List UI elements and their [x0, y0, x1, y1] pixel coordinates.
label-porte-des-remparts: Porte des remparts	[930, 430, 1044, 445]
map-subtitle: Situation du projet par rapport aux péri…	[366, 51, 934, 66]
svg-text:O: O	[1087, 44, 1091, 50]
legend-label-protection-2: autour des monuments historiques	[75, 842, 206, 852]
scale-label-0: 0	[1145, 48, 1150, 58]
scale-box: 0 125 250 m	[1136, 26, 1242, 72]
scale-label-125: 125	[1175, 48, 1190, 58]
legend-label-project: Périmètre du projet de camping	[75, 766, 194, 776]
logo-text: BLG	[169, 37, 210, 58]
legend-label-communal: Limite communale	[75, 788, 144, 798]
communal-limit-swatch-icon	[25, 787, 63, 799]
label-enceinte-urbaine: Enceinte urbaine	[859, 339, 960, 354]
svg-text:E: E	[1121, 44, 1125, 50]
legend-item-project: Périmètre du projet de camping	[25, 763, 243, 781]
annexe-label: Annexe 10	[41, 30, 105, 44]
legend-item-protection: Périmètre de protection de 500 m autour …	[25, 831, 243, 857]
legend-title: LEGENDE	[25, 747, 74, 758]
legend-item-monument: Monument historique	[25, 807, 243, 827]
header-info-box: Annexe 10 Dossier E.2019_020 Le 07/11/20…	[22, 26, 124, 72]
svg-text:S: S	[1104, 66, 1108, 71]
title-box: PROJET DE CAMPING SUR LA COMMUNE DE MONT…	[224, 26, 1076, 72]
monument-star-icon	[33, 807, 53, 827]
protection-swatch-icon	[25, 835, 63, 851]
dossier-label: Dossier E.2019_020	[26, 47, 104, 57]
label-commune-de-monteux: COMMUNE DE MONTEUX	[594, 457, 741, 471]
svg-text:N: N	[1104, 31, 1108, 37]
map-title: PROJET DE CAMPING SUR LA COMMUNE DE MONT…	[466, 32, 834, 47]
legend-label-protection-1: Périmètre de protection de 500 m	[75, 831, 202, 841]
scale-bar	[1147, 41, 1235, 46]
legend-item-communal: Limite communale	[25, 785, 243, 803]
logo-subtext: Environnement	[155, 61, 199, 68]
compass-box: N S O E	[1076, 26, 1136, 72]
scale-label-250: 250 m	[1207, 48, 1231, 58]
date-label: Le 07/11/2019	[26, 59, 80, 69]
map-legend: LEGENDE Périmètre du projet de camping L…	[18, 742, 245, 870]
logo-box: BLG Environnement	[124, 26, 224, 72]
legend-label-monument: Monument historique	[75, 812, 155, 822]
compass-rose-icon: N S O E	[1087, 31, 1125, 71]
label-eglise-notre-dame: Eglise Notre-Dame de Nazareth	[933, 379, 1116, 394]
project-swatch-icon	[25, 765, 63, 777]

════

Quote the lines above verbatim, from first to last, with nothing changed.

List UI elements and their [x0, y0, x1, y1] pixel coordinates.
label-porte-des-remparts: Porte des remparts	[930, 430, 1044, 445]
map-subtitle: Situation du projet par rapport aux péri…	[366, 51, 934, 66]
svg-text:O: O	[1087, 44, 1091, 50]
legend-label-protection-2: autour des monuments historiques	[75, 842, 206, 852]
scale-label-0: 0	[1145, 48, 1150, 58]
scale-box: 0 125 250 m	[1136, 26, 1242, 72]
scale-label-125: 125	[1175, 48, 1190, 58]
legend-label-project: Périmètre du projet de camping	[75, 766, 194, 776]
logo-text: BLG	[169, 37, 210, 58]
legend-label-communal: Limite communale	[75, 788, 144, 798]
communal-limit-swatch-icon	[25, 787, 63, 799]
label-enceinte-urbaine: Enceinte urbaine	[859, 339, 960, 354]
svg-text:E: E	[1121, 44, 1125, 50]
legend-item-project: Périmètre du projet de camping	[25, 763, 243, 781]
annexe-label: Annexe 10	[41, 30, 105, 44]
legend-item-protection: Périmètre de protection de 500 m autour …	[25, 831, 243, 857]
legend-title: LEGENDE	[25, 747, 74, 758]
legend-item-monument: Monument historique	[25, 807, 243, 827]
header-info-box: Annexe 10 Dossier E.2019_020 Le 07/11/20…	[22, 26, 124, 72]
svg-text:S: S	[1104, 66, 1108, 71]
title-box: PROJET DE CAMPING SUR LA COMMUNE DE MONT…	[224, 26, 1076, 72]
monument-star-icon	[33, 807, 53, 827]
protection-swatch-icon	[25, 835, 63, 851]
dossier-label: Dossier E.2019_020	[26, 47, 104, 57]
label-commune-de-monteux: COMMUNE DE MONTEUX	[594, 457, 741, 471]
svg-text:N: N	[1104, 31, 1108, 37]
map-title: PROJET DE CAMPING SUR LA COMMUNE DE MONT…	[466, 32, 834, 47]
legend-label-protection-1: Périmètre de protection de 500 m	[75, 831, 202, 841]
scale-bar	[1147, 41, 1235, 46]
legend-item-communal: Limite communale	[25, 785, 243, 803]
logo-subtext: Environnement	[155, 61, 199, 68]
compass-box: N S O E	[1076, 26, 1136, 72]
scale-label-250: 250 m	[1207, 48, 1231, 58]
date-label: Le 07/11/2019	[26, 59, 80, 69]
map-legend: LEGENDE Périmètre du projet de camping L…	[18, 742, 245, 870]
logo-box: BLG Environnement	[124, 26, 224, 72]
legend-label-monument: Monument historique	[75, 812, 155, 822]
compass-rose-icon: N S O E	[1087, 31, 1125, 71]
label-eglise-notre-dame: Eglise Notre-Dame de Nazareth	[933, 379, 1116, 394]
project-swatch-icon	[25, 765, 63, 777]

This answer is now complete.